▸ **OBJECTIVE A**: Please copy the stretch of the forum thread on the 85-grain Sierra GameKing bullet from "I use IMR 4350" through "loading for everything.", word for word.

▸ **PASSAGE TO READ**:
........

# 243 85 grain Sierra Gameking BTHP



## Fallguy (Jan 23, 2004)

I want to reload these to use for coyotes and deer.

Anyone have any experience with this round and whether it worked for you?


----------



## Kelly Hannan (Jan 9, 2007)

I use the 85 Sierra Varminter. Very little damage, usually no exit. 35 gr IMR 4895. These shoot very well out of my Win. model 70.


----------



## Hunterda (Nov 19, 2003)

I have shot that round in my 6mm for ~15 years and have taken many deer, some out to 300yds. I first read about that bullet in the NRA Hunter magazine. I use 4350 powder.


----------



## Kelly Hannan (Jan 9, 2007)

I guess I should have said I use 100 gr bullets for deer. The Varminter is too thin skinned for deer.


----------



## alleyyooper (Jul 6, 2007)

The Seirria 85gr. HPBT game king is all I have shot out of my 243 since the early 1980's.
I use IMR 4350 powder also and keep the speed to about 28 2900 FPS. I tried IMR 4831 but didn't like it as well. Could have been the rifle didn't like it.

Deer are bang flop if you hit them in a vital area. Goes with out saying that if shot in the butt they will run.

A good hit on a crow looks about like a dead hit on a clay a puff of black then the floating feathers.

Ground hogs, wood chucks or whistle pigs what you call them are bang flop also.

I use the same loading for everything.

 Al


----------

........

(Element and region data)
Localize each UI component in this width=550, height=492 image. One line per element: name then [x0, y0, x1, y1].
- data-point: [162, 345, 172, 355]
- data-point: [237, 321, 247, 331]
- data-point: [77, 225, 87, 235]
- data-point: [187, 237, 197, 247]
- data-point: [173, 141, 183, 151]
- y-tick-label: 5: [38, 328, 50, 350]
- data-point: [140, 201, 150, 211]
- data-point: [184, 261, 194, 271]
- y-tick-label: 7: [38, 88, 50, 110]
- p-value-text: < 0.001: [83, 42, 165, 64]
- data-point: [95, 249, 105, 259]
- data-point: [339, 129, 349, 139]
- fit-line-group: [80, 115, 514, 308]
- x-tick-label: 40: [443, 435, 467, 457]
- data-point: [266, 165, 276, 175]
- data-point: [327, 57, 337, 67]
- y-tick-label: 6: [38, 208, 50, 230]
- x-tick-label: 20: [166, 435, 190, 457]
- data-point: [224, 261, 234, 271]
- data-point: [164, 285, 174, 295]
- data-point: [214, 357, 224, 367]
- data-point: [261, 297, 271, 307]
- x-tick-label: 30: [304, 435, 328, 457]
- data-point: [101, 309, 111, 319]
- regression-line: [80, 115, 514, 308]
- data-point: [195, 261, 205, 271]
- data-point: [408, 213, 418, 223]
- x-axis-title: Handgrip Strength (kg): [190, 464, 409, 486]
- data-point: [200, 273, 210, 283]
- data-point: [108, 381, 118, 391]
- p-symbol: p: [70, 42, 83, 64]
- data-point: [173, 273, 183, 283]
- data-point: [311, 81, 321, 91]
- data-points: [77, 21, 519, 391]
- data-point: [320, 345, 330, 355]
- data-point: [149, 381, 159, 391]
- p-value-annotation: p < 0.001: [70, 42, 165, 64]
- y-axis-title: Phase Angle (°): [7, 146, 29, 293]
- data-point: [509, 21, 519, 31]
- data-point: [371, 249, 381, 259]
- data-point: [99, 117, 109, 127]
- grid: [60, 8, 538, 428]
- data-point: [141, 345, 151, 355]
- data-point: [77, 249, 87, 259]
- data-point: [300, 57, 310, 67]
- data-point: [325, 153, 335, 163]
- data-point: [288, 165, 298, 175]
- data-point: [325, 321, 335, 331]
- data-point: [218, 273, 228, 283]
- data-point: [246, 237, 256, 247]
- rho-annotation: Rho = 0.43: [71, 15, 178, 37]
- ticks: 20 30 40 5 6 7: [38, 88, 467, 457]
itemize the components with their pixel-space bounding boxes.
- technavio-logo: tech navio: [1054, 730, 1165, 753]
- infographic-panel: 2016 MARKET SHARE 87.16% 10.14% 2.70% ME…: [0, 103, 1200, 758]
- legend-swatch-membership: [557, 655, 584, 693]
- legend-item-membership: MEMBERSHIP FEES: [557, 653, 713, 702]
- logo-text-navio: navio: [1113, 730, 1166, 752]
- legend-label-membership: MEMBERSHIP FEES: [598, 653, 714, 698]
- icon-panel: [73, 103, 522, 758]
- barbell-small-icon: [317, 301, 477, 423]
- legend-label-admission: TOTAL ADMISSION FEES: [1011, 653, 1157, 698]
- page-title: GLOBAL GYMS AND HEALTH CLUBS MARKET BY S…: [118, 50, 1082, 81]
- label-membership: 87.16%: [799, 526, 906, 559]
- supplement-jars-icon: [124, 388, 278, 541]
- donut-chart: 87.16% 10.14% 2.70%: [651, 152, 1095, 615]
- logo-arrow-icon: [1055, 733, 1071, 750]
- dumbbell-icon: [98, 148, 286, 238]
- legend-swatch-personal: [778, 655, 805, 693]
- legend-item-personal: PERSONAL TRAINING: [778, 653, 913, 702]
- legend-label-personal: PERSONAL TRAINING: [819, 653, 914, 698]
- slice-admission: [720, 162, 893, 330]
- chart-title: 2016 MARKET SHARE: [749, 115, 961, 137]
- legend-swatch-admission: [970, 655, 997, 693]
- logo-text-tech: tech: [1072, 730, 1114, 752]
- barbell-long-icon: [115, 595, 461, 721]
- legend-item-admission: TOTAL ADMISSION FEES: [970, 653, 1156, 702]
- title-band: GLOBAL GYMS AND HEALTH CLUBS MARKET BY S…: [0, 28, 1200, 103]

........

▸ **OBJECTIVE B**: Quote the stretch of the records from their first line through the line containing "- y-tick-label: 7: [38, 88, 50, 110]", both ends included.

▸ **EXERCISE ANSWER A**:
I use IMR 4350 powder also and keep the speed to about 28 2900 FPS. I tried IMR 4831 but didn't like it as well. Could have been the rifle didn't like it.

Deer are bang flop if you hit them in a vital area. Goes with out saying that if shot in the butt they will run.

A good hit on a crow looks about like a dead hit on a clay a puff of black then the floating feathers.

Ground hogs, wood chucks or whistle pigs what you call them are bang flop also.

I use the same loading for everything.

▸ **EXERCISE ANSWER B**:
Localize each UI component in this width=550, height=492 image. One line per element: name then [x0, y0, x1, y1].
- data-point: [162, 345, 172, 355]
- data-point: [237, 321, 247, 331]
- data-point: [77, 225, 87, 235]
- data-point: [187, 237, 197, 247]
- data-point: [173, 141, 183, 151]
- y-tick-label: 5: [38, 328, 50, 350]
- data-point: [140, 201, 150, 211]
- data-point: [184, 261, 194, 271]
- y-tick-label: 7: [38, 88, 50, 110]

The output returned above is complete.